• TASK DESCRIPTION: Using the records below, please work out how many lines contain "width"; answer with the number alone.

• EXERCISE INPUT:
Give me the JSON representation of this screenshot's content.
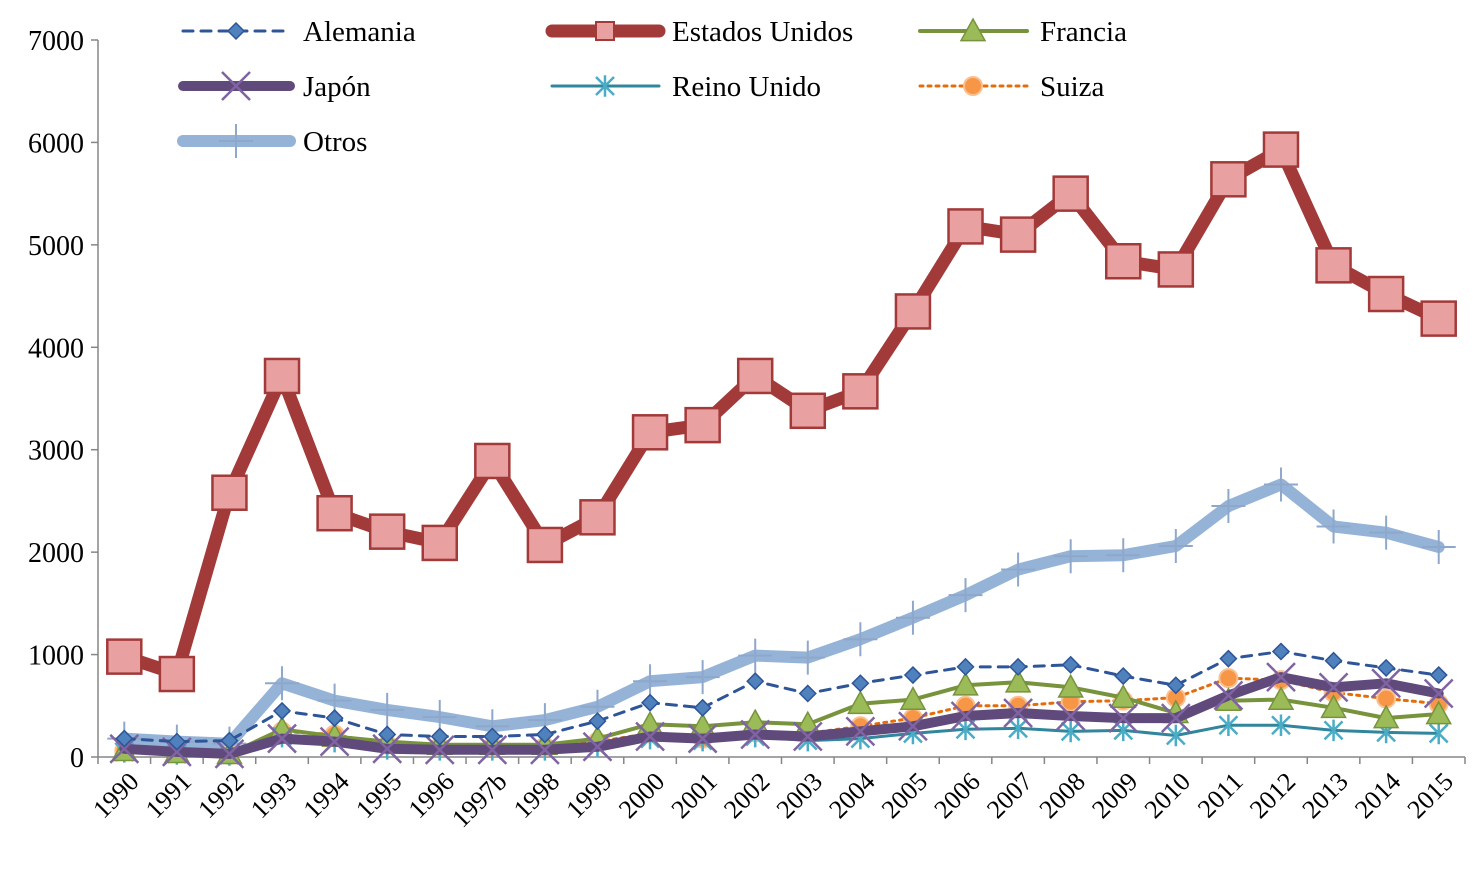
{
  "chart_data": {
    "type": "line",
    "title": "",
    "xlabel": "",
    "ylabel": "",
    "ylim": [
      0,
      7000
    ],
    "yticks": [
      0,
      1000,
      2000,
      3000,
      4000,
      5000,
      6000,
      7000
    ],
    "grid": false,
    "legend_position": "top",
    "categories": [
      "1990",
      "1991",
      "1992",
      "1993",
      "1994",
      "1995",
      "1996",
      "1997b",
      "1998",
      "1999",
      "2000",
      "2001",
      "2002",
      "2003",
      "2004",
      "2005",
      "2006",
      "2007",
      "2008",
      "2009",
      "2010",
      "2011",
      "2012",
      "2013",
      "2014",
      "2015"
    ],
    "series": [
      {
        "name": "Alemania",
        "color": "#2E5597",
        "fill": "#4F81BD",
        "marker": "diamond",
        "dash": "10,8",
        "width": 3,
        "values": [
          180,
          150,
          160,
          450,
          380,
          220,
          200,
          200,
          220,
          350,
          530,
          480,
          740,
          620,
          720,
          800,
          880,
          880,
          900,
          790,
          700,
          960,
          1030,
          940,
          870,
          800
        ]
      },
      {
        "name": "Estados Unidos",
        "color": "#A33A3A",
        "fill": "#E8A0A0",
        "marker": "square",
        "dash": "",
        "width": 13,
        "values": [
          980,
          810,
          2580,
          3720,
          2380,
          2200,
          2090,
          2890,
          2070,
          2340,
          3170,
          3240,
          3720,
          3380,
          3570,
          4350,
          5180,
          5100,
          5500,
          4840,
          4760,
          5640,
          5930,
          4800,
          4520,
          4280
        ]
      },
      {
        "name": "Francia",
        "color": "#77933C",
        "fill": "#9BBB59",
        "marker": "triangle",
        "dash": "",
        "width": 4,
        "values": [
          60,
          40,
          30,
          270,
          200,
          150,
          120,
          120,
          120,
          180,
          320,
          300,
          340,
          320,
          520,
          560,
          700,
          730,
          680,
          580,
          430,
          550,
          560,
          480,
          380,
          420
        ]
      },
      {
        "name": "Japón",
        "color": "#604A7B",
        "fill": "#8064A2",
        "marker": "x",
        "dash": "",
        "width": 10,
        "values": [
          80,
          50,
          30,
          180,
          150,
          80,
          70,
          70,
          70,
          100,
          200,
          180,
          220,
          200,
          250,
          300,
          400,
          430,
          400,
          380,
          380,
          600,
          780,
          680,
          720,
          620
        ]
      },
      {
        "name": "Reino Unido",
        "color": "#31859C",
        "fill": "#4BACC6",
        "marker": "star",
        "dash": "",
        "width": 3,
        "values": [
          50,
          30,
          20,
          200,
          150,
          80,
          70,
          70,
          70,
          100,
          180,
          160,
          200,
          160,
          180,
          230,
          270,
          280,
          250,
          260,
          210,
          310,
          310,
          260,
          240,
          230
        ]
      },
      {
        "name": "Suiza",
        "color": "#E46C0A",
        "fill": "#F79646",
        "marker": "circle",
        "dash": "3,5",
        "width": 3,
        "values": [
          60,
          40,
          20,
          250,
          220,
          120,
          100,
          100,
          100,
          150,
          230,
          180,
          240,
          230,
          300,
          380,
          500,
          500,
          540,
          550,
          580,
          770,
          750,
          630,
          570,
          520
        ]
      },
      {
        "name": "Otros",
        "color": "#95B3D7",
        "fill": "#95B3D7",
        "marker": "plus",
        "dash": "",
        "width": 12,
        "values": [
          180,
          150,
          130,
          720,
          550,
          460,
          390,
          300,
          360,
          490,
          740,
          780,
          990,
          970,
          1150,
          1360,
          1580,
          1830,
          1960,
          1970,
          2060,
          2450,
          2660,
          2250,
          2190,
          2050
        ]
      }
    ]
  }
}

...

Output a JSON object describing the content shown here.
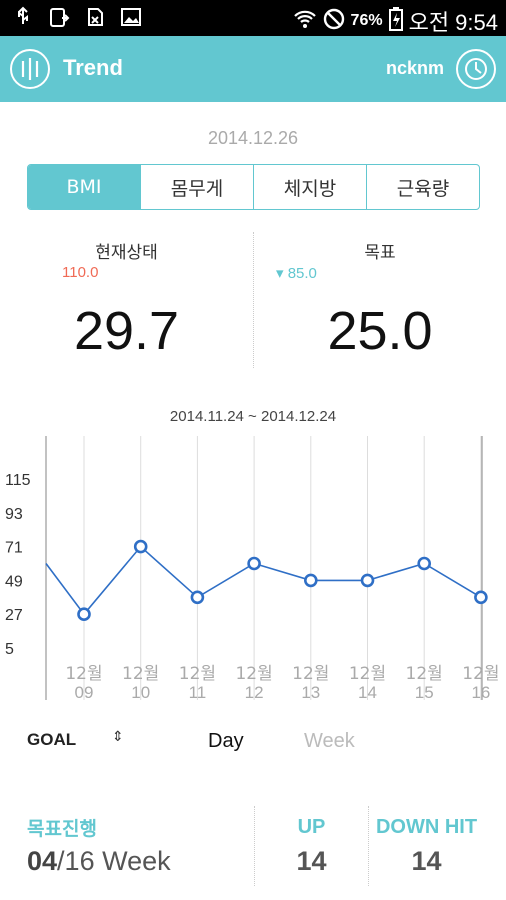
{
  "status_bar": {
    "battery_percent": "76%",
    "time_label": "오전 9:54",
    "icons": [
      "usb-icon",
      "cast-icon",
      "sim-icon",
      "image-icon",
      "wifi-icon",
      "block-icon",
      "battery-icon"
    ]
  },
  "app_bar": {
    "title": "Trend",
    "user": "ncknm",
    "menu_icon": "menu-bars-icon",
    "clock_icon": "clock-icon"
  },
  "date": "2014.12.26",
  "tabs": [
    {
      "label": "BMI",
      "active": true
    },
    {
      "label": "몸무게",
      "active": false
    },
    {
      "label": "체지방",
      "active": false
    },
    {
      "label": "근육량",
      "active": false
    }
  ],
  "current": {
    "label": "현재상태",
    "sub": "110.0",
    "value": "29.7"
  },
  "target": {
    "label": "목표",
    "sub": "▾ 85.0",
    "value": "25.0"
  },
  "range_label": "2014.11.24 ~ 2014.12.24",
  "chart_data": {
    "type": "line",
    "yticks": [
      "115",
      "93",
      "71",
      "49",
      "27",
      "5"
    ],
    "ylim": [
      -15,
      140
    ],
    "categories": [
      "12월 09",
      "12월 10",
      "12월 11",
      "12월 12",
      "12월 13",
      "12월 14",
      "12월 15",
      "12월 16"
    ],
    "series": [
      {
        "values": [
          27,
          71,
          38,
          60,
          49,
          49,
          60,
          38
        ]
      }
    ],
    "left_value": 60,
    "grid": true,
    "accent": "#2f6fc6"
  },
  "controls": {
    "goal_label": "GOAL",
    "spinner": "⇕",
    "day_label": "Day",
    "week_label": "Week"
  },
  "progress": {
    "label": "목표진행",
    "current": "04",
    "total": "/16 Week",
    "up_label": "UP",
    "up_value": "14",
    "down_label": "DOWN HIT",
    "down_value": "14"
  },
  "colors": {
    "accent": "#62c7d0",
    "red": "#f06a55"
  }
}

• RESULT FOR THIS EXERCISE: 7